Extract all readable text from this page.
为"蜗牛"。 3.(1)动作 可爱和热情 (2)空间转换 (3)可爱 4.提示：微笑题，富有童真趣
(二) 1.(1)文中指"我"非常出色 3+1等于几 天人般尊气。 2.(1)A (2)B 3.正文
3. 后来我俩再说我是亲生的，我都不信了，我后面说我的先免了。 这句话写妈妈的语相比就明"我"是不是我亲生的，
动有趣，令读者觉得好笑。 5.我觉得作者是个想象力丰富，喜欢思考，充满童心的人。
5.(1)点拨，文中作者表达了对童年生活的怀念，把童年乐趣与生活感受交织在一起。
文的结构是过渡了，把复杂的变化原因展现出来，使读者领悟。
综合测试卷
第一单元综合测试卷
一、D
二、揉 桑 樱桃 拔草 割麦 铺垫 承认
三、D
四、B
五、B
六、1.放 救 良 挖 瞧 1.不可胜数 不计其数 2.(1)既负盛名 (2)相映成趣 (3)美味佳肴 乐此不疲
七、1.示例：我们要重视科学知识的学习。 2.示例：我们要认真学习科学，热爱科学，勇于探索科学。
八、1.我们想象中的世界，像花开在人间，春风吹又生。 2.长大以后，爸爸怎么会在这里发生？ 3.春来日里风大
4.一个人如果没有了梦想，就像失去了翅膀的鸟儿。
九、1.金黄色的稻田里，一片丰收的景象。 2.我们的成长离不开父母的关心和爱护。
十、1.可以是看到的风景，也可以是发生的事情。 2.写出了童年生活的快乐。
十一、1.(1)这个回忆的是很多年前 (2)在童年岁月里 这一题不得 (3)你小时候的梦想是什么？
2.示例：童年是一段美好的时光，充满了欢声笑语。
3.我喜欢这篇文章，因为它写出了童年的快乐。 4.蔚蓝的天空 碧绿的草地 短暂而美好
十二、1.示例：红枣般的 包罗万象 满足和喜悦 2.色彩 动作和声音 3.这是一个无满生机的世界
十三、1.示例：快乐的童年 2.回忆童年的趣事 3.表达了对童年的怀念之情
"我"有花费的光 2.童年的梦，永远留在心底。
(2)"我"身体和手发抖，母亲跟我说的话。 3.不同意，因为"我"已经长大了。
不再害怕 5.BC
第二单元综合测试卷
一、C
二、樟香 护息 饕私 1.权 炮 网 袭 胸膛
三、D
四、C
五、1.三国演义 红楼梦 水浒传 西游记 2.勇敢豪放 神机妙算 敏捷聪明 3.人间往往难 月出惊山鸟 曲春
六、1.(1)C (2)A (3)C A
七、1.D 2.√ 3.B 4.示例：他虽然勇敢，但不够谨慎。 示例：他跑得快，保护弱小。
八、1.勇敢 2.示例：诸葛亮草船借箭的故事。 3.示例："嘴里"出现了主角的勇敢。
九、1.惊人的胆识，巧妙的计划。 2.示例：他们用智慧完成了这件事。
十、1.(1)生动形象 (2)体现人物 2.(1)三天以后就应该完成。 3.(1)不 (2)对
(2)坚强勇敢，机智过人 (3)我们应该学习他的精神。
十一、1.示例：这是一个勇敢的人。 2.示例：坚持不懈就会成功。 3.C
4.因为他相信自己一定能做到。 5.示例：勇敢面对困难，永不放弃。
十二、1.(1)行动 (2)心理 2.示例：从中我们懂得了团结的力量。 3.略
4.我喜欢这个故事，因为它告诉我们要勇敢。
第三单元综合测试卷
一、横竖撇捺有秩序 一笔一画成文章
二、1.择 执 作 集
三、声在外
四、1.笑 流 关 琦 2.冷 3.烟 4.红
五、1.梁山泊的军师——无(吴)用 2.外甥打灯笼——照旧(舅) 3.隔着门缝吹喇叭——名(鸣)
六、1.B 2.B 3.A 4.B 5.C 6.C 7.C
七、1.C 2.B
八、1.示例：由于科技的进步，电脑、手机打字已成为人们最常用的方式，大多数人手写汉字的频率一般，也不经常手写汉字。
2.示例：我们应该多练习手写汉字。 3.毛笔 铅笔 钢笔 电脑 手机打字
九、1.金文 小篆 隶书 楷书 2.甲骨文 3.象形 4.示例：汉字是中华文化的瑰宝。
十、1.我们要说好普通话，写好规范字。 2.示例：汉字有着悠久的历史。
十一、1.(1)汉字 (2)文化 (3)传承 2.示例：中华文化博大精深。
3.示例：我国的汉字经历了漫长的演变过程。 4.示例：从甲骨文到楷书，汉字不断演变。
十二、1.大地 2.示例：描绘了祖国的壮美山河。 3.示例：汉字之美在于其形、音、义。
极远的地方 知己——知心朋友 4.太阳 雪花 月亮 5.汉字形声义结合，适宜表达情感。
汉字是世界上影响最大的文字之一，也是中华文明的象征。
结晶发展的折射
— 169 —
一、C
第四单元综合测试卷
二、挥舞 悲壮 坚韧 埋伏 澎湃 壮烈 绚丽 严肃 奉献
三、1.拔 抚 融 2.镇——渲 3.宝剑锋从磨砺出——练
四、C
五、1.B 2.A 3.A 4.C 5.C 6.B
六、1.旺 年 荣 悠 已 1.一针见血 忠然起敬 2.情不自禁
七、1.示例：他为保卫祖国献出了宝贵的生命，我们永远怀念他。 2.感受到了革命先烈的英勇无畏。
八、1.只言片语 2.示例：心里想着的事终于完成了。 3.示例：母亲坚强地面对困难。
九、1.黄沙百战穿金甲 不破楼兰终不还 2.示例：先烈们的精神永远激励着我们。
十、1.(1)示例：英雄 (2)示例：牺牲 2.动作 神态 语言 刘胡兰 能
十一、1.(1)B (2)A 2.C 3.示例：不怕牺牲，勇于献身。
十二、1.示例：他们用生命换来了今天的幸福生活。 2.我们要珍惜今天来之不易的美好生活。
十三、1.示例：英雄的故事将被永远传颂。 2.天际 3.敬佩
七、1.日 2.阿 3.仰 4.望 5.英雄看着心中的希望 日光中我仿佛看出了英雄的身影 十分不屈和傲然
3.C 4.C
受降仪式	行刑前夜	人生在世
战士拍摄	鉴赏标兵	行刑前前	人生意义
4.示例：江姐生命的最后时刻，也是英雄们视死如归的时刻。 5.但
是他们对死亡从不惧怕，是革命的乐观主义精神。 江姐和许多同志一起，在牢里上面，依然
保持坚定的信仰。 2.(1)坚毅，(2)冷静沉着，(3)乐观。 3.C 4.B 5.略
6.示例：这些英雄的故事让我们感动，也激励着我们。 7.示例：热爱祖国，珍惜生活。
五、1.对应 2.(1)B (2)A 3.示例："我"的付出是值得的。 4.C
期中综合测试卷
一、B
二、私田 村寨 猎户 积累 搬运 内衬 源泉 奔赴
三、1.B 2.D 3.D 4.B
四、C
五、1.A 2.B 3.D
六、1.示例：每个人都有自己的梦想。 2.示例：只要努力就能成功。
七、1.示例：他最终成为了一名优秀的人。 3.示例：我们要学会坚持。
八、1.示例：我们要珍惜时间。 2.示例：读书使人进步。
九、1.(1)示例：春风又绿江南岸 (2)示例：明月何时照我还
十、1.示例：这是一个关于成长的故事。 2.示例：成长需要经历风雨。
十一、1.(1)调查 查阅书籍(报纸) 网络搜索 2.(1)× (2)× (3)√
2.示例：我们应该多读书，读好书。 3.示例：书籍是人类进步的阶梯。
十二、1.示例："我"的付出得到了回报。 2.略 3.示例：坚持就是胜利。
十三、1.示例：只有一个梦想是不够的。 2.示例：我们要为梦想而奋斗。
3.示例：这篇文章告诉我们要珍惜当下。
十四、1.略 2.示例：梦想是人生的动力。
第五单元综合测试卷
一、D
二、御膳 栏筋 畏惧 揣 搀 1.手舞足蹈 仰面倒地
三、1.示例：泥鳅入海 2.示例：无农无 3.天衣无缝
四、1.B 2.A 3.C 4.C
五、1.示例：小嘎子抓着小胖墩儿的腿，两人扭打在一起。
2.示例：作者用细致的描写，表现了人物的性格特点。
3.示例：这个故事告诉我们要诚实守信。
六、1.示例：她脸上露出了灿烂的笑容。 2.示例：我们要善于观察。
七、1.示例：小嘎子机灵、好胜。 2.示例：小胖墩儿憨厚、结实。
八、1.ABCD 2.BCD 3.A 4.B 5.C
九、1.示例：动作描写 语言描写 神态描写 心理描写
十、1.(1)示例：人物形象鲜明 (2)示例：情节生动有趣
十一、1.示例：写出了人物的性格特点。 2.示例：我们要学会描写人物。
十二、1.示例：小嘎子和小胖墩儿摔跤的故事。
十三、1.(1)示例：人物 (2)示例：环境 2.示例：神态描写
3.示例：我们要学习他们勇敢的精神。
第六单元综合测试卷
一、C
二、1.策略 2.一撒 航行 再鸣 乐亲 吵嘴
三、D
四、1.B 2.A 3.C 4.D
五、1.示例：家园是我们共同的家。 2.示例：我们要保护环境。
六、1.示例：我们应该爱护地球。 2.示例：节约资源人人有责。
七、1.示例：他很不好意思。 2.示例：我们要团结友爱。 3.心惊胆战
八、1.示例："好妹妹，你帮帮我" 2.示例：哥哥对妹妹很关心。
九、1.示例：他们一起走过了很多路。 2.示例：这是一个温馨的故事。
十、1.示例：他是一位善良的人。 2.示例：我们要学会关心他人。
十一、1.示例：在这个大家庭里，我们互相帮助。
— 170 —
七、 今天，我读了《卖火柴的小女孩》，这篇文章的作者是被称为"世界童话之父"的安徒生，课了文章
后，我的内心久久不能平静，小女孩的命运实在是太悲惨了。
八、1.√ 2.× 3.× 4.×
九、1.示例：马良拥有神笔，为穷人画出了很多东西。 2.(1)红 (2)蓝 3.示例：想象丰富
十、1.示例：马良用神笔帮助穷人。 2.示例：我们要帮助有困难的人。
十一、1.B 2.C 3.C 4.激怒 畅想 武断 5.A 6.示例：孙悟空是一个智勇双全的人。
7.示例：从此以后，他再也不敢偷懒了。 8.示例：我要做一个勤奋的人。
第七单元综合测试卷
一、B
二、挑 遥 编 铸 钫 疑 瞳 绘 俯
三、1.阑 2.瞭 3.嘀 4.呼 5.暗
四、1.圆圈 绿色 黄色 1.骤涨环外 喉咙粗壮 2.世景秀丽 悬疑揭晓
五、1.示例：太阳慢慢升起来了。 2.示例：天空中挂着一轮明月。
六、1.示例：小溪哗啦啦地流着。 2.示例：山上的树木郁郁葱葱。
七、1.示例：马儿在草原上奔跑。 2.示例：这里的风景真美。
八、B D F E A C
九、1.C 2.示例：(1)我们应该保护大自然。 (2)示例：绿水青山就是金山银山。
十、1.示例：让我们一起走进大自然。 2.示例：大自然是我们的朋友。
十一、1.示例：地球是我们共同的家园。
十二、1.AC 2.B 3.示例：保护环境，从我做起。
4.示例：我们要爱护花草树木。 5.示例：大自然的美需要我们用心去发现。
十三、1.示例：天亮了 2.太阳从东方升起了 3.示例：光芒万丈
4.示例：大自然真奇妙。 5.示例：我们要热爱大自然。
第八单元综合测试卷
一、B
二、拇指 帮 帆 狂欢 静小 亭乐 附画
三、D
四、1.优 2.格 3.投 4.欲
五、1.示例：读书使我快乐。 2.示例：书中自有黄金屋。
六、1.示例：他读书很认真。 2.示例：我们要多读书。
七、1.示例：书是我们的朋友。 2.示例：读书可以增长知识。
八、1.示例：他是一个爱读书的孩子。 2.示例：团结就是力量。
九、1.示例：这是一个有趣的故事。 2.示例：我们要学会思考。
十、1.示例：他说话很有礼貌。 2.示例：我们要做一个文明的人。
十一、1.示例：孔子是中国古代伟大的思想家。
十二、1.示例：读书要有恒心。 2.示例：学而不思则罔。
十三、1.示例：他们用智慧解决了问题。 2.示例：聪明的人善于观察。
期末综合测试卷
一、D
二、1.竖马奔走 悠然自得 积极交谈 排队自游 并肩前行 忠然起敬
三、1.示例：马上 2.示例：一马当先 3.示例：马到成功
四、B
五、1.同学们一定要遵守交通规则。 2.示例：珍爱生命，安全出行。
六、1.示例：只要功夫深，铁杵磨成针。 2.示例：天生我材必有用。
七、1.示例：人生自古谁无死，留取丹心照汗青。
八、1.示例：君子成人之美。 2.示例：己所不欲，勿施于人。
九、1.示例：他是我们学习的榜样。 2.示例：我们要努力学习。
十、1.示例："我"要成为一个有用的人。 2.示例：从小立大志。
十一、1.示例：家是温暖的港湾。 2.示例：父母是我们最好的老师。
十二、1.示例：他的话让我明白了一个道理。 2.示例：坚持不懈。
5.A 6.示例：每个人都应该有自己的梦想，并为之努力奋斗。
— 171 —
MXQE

────────────────────

WRITTEN REQUEST
Filter out every line that lacks the word "神态描写", and copy the rest.

ANSWER FOR THIS EXERCISE
九、1.示例：动作描写 语言描写 神态描写 心理描写
十三、1.(1)示例：人物 (2)示例：环境 2.示例：神态描写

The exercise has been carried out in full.